→ PROBLEM TO SOLVE:
Reproduce all entries precisely, down to the last character.
---- DATASET
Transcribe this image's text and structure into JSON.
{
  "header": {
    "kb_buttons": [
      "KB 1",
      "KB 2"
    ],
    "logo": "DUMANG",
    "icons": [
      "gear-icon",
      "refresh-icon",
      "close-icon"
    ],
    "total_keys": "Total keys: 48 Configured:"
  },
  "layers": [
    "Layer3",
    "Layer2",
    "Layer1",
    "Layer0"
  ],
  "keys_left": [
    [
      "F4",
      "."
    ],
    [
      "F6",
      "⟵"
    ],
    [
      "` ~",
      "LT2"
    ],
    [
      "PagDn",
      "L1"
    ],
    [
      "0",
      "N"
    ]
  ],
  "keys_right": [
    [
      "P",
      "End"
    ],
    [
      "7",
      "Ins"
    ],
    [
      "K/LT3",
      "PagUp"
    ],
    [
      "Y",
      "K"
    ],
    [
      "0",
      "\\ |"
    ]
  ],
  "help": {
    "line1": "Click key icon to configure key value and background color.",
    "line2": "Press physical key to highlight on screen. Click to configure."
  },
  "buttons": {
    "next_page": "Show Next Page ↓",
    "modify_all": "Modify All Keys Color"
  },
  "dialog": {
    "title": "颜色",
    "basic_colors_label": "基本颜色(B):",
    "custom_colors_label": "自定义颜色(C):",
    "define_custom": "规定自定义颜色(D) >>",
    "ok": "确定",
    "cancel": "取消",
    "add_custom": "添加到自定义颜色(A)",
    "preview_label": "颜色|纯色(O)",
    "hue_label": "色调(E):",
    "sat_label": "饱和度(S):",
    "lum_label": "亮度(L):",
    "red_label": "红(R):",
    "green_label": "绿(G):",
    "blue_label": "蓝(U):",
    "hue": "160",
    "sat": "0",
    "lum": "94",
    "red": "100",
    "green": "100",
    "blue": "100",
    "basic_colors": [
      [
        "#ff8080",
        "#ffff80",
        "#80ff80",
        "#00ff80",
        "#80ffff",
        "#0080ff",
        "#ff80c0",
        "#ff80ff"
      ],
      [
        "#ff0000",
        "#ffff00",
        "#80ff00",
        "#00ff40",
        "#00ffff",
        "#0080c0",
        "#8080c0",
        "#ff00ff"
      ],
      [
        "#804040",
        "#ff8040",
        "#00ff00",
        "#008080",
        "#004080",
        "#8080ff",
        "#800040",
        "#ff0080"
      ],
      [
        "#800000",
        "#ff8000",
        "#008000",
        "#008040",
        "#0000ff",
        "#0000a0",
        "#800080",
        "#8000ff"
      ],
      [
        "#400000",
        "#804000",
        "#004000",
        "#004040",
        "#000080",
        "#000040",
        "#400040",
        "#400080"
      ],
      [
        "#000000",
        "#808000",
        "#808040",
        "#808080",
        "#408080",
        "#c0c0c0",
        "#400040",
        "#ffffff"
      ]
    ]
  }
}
--------
→ EXERCISE SOLUTION:
Transcribe this image's text and structure into JSON.
{
  "header": {
    "kb_buttons": [
      "KB 1",
      "KB 2"
    ],
    "logo": "DUMANG",
    "icons": [
      "gear-icon",
      "refresh-icon",
      "close-icon"
    ],
    "total_keys": "Total keys: 48 Configured:"
  },
  "layers": [
    "Layer3",
    "Layer2",
    "Layer1",
    "Layer0"
  ],
  "keys_left": [
    [
      "F4",
      "."
    ],
    [
      "F6",
      "⟵"
    ],
    [
      "` ~",
      "LT2"
    ],
    [
      "PagDn",
      "L1"
    ],
    [
      "0",
      "N"
    ]
  ],
  "keys_right": [
    [
      "P",
      "End"
    ],
    [
      "7",
      "Ins"
    ],
    [
      "K/LT3",
      "PagUp"
    ],
    [
      "Y",
      "K"
    ],
    [
      "0",
      "\\ |"
    ]
  ],
  "help": {
    "line1": "Click key icon to configure key value and background color.",
    "line2": "Press physical key to highlight on screen. Click to configure."
  },
  "buttons": {
    "next_page": "Show Next Page ↓",
    "modify_all": "Modify All Keys Color"
  },
  "dialog": {
    "title": "颜色",
    "basic_colors_label": "基本颜色(B):",
    "custom_colors_label": "自定义颜色(C):",
    "define_custom": "规定自定义颜色(D) >>",
    "ok": "确定",
    "cancel": "取消",
    "add_custom": "添加到自定义颜色(A)",
    "preview_label": "颜色|纯色(O)",
    "hue_label": "色调(E):",
    "sat_label": "饱和度(S):",
    "lum_label": "亮度(L):",
    "red_label": "红(R):",
    "green_label": "绿(G):",
    "blue_label": "蓝(U):",
    "hue": "160",
    "sat": "0",
    "lum": "94",
    "red": "100",
    "green": "100",
    "blue": "100",
    "basic_colors": [
      [
        "#ff8080",
        "#ffff80",
        "#80ff80",
        "#00ff80",
        "#80ffff",
        "#0080ff",
        "#ff80c0",
        "#ff80ff"
      ],
      [
        "#ff0000",
        "#ffff00",
        "#80ff00",
        "#00ff40",
        "#00ffff",
        "#0080c0",
        "#8080c0",
        "#ff00ff"
      ],
      [
        "#804040",
        "#ff8040",
        "#00ff00",
        "#008080",
        "#004080",
        "#8080ff",
        "#800040",
        "#ff0080"
      ],
      [
        "#800000",
        "#ff8000",
        "#008000",
        "#008040",
        "#0000ff",
        "#0000a0",
        "#800080",
        "#8000ff"
      ],
      [
        "#400000",
        "#804000",
        "#004000",
        "#004040",
        "#000080",
        "#000040",
        "#400040",
        "#400080"
      ],
      [
        "#000000",
        "#808000",
        "#808040",
        "#808080",
        "#408080",
        "#c0c0c0",
        "#400040",
        "#ffffff"
      ]
    ]
  }
}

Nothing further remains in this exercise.